EXERCISE BRIEF =>
Set down all of the data that follows word for word, without the images.

RECORDS FOR THE EXERCISE =>
- - - - - - -
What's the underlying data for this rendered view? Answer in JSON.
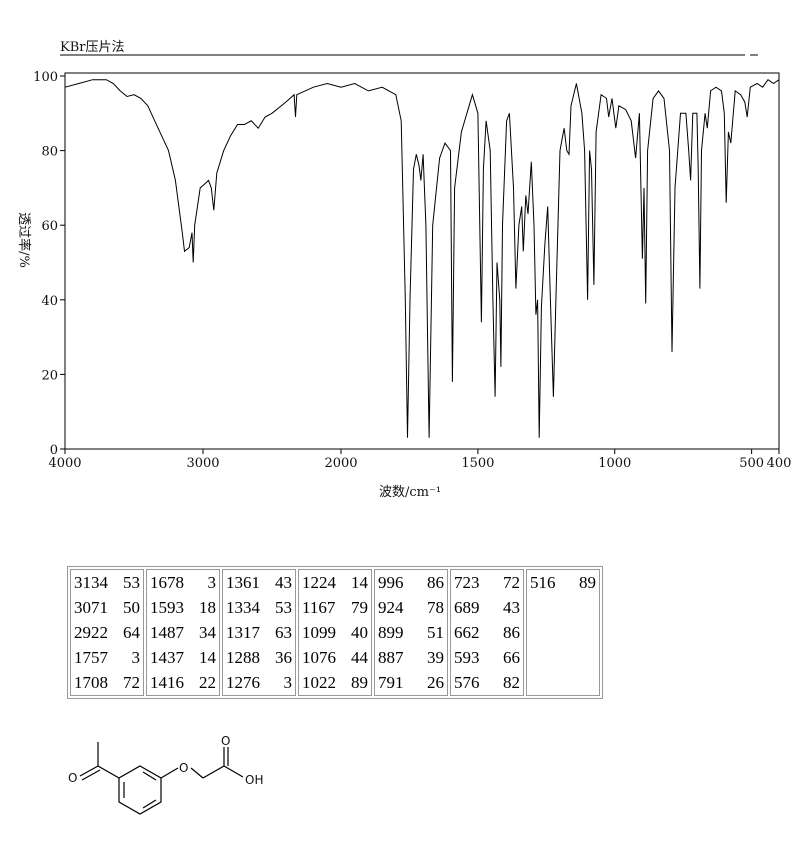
{
  "chart_data": {
    "type": "line",
    "title": "KBr压片法",
    "xlabel": "波数/cm⁻¹",
    "ylabel": "透过率/%",
    "color": "#000000",
    "x_scale_break": 2000,
    "xlim": [
      4000,
      400
    ],
    "xticks": [
      4000,
      3000,
      2000,
      1500,
      1000,
      500,
      400
    ],
    "ylim": [
      0,
      100
    ],
    "yticks": [
      0,
      20,
      40,
      60,
      80,
      100
    ],
    "x": [
      4000,
      3900,
      3800,
      3700,
      3650,
      3600,
      3550,
      3500,
      3450,
      3400,
      3350,
      3300,
      3250,
      3200,
      3150,
      3134,
      3100,
      3080,
      3071,
      3060,
      3020,
      2990,
      2960,
      2940,
      2922,
      2900,
      2850,
      2800,
      2750,
      2700,
      2650,
      2600,
      2550,
      2500,
      2400,
      2340,
      2330,
      2320,
      2200,
      2100,
      2000,
      1950,
      1900,
      1850,
      1800,
      1780,
      1765,
      1757,
      1748,
      1735,
      1725,
      1715,
      1708,
      1700,
      1690,
      1678,
      1665,
      1640,
      1620,
      1600,
      1593,
      1585,
      1560,
      1520,
      1500,
      1487,
      1480,
      1470,
      1455,
      1445,
      1437,
      1430,
      1420,
      1416,
      1410,
      1395,
      1385,
      1370,
      1361,
      1350,
      1340,
      1334,
      1325,
      1317,
      1305,
      1295,
      1288,
      1282,
      1276,
      1268,
      1255,
      1245,
      1235,
      1224,
      1215,
      1200,
      1185,
      1175,
      1167,
      1160,
      1140,
      1120,
      1110,
      1099,
      1092,
      1085,
      1076,
      1068,
      1050,
      1030,
      1022,
      1010,
      996,
      985,
      960,
      940,
      924,
      910,
      899,
      893,
      887,
      880,
      860,
      840,
      820,
      800,
      791,
      780,
      760,
      740,
      730,
      723,
      715,
      700,
      695,
      689,
      683,
      670,
      662,
      650,
      630,
      610,
      600,
      593,
      585,
      576,
      560,
      540,
      525,
      516,
      505,
      480,
      460,
      440,
      420,
      400
    ],
    "values": [
      97,
      98,
      99,
      99,
      98,
      96,
      94.5,
      95,
      94,
      92,
      88,
      84,
      80,
      72,
      58,
      53,
      54,
      58,
      50,
      60,
      70,
      71,
      72,
      70,
      64,
      74,
      80,
      84,
      87,
      87,
      88,
      86,
      89,
      90,
      93,
      95,
      89,
      95,
      97,
      98,
      97,
      98,
      96,
      97,
      95,
      88,
      40,
      3,
      40,
      75,
      79,
      76,
      72,
      79,
      60,
      3,
      60,
      78,
      82,
      80,
      18,
      70,
      85,
      95,
      90,
      34,
      75,
      88,
      80,
      40,
      14,
      50,
      40,
      22,
      60,
      88,
      90,
      70,
      43,
      60,
      65,
      53,
      68,
      63,
      77,
      60,
      36,
      40,
      3,
      38,
      55,
      65,
      40,
      14,
      40,
      80,
      86,
      80,
      79,
      92,
      98,
      90,
      80,
      40,
      80,
      75,
      44,
      85,
      95,
      94,
      89,
      94,
      86,
      92,
      91,
      88,
      78,
      90,
      51,
      70,
      39,
      80,
      94,
      96,
      94,
      80,
      26,
      70,
      90,
      90,
      80,
      72,
      90,
      90,
      75,
      43,
      80,
      90,
      86,
      96,
      97,
      96,
      90,
      66,
      85,
      82,
      96,
      95,
      93,
      89,
      97,
      98,
      97,
      99,
      98,
      99
    ]
  },
  "peaks": [
    [
      [
        3134,
        53
      ],
      [
        3071,
        50
      ],
      [
        2922,
        64
      ],
      [
        1757,
        3
      ],
      [
        1708,
        72
      ]
    ],
    [
      [
        1678,
        3
      ],
      [
        1593,
        18
      ],
      [
        1487,
        34
      ],
      [
        1437,
        14
      ],
      [
        1416,
        22
      ]
    ],
    [
      [
        1361,
        43
      ],
      [
        1334,
        53
      ],
      [
        1317,
        63
      ],
      [
        1288,
        36
      ],
      [
        1276,
        3
      ]
    ],
    [
      [
        1224,
        14
      ],
      [
        1167,
        79
      ],
      [
        1099,
        40
      ],
      [
        1076,
        44
      ],
      [
        1022,
        89
      ]
    ],
    [
      [
        996,
        86
      ],
      [
        924,
        78
      ],
      [
        899,
        51
      ],
      [
        887,
        39
      ],
      [
        791,
        26
      ]
    ],
    [
      [
        723,
        72
      ],
      [
        689,
        43
      ],
      [
        662,
        86
      ],
      [
        593,
        66
      ],
      [
        576,
        82
      ]
    ],
    [
      [
        516,
        89
      ]
    ]
  ],
  "structure": {
    "labels": [
      "O",
      "O",
      "O",
      "OH"
    ]
  }
}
- - - - - - -
CORRECT ANSWER =>
What's the underlying data for this rendered view? Answer in JSON.
{
  "chart_data": {
    "type": "line",
    "title": "KBr压片法",
    "xlabel": "波数/cm⁻¹",
    "ylabel": "透过率/%",
    "color": "#000000",
    "x_scale_break": 2000,
    "xlim": [
      4000,
      400
    ],
    "xticks": [
      4000,
      3000,
      2000,
      1500,
      1000,
      500,
      400
    ],
    "ylim": [
      0,
      100
    ],
    "yticks": [
      0,
      20,
      40,
      60,
      80,
      100
    ],
    "x": [
      4000,
      3900,
      3800,
      3700,
      3650,
      3600,
      3550,
      3500,
      3450,
      3400,
      3350,
      3300,
      3250,
      3200,
      3150,
      3134,
      3100,
      3080,
      3071,
      3060,
      3020,
      2990,
      2960,
      2940,
      2922,
      2900,
      2850,
      2800,
      2750,
      2700,
      2650,
      2600,
      2550,
      2500,
      2400,
      2340,
      2330,
      2320,
      2200,
      2100,
      2000,
      1950,
      1900,
      1850,
      1800,
      1780,
      1765,
      1757,
      1748,
      1735,
      1725,
      1715,
      1708,
      1700,
      1690,
      1678,
      1665,
      1640,
      1620,
      1600,
      1593,
      1585,
      1560,
      1520,
      1500,
      1487,
      1480,
      1470,
      1455,
      1445,
      1437,
      1430,
      1420,
      1416,
      1410,
      1395,
      1385,
      1370,
      1361,
      1350,
      1340,
      1334,
      1325,
      1317,
      1305,
      1295,
      1288,
      1282,
      1276,
      1268,
      1255,
      1245,
      1235,
      1224,
      1215,
      1200,
      1185,
      1175,
      1167,
      1160,
      1140,
      1120,
      1110,
      1099,
      1092,
      1085,
      1076,
      1068,
      1050,
      1030,
      1022,
      1010,
      996,
      985,
      960,
      940,
      924,
      910,
      899,
      893,
      887,
      880,
      860,
      840,
      820,
      800,
      791,
      780,
      760,
      740,
      730,
      723,
      715,
      700,
      695,
      689,
      683,
      670,
      662,
      650,
      630,
      610,
      600,
      593,
      585,
      576,
      560,
      540,
      525,
      516,
      505,
      480,
      460,
      440,
      420,
      400
    ],
    "values": [
      97,
      98,
      99,
      99,
      98,
      96,
      94.5,
      95,
      94,
      92,
      88,
      84,
      80,
      72,
      58,
      53,
      54,
      58,
      50,
      60,
      70,
      71,
      72,
      70,
      64,
      74,
      80,
      84,
      87,
      87,
      88,
      86,
      89,
      90,
      93,
      95,
      89,
      95,
      97,
      98,
      97,
      98,
      96,
      97,
      95,
      88,
      40,
      3,
      40,
      75,
      79,
      76,
      72,
      79,
      60,
      3,
      60,
      78,
      82,
      80,
      18,
      70,
      85,
      95,
      90,
      34,
      75,
      88,
      80,
      40,
      14,
      50,
      40,
      22,
      60,
      88,
      90,
      70,
      43,
      60,
      65,
      53,
      68,
      63,
      77,
      60,
      36,
      40,
      3,
      38,
      55,
      65,
      40,
      14,
      40,
      80,
      86,
      80,
      79,
      92,
      98,
      90,
      80,
      40,
      80,
      75,
      44,
      85,
      95,
      94,
      89,
      94,
      86,
      92,
      91,
      88,
      78,
      90,
      51,
      70,
      39,
      80,
      94,
      96,
      94,
      80,
      26,
      70,
      90,
      90,
      80,
      72,
      90,
      90,
      75,
      43,
      80,
      90,
      86,
      96,
      97,
      96,
      90,
      66,
      85,
      82,
      96,
      95,
      93,
      89,
      97,
      98,
      97,
      99,
      98,
      99
    ]
  },
  "peaks": [
    [
      [
        3134,
        53
      ],
      [
        3071,
        50
      ],
      [
        2922,
        64
      ],
      [
        1757,
        3
      ],
      [
        1708,
        72
      ]
    ],
    [
      [
        1678,
        3
      ],
      [
        1593,
        18
      ],
      [
        1487,
        34
      ],
      [
        1437,
        14
      ],
      [
        1416,
        22
      ]
    ],
    [
      [
        1361,
        43
      ],
      [
        1334,
        53
      ],
      [
        1317,
        63
      ],
      [
        1288,
        36
      ],
      [
        1276,
        3
      ]
    ],
    [
      [
        1224,
        14
      ],
      [
        1167,
        79
      ],
      [
        1099,
        40
      ],
      [
        1076,
        44
      ],
      [
        1022,
        89
      ]
    ],
    [
      [
        996,
        86
      ],
      [
        924,
        78
      ],
      [
        899,
        51
      ],
      [
        887,
        39
      ],
      [
        791,
        26
      ]
    ],
    [
      [
        723,
        72
      ],
      [
        689,
        43
      ],
      [
        662,
        86
      ],
      [
        593,
        66
      ],
      [
        576,
        82
      ]
    ],
    [
      [
        516,
        89
      ]
    ]
  ],
  "structure": {
    "labels": [
      "O",
      "O",
      "O",
      "OH"
    ]
  }
}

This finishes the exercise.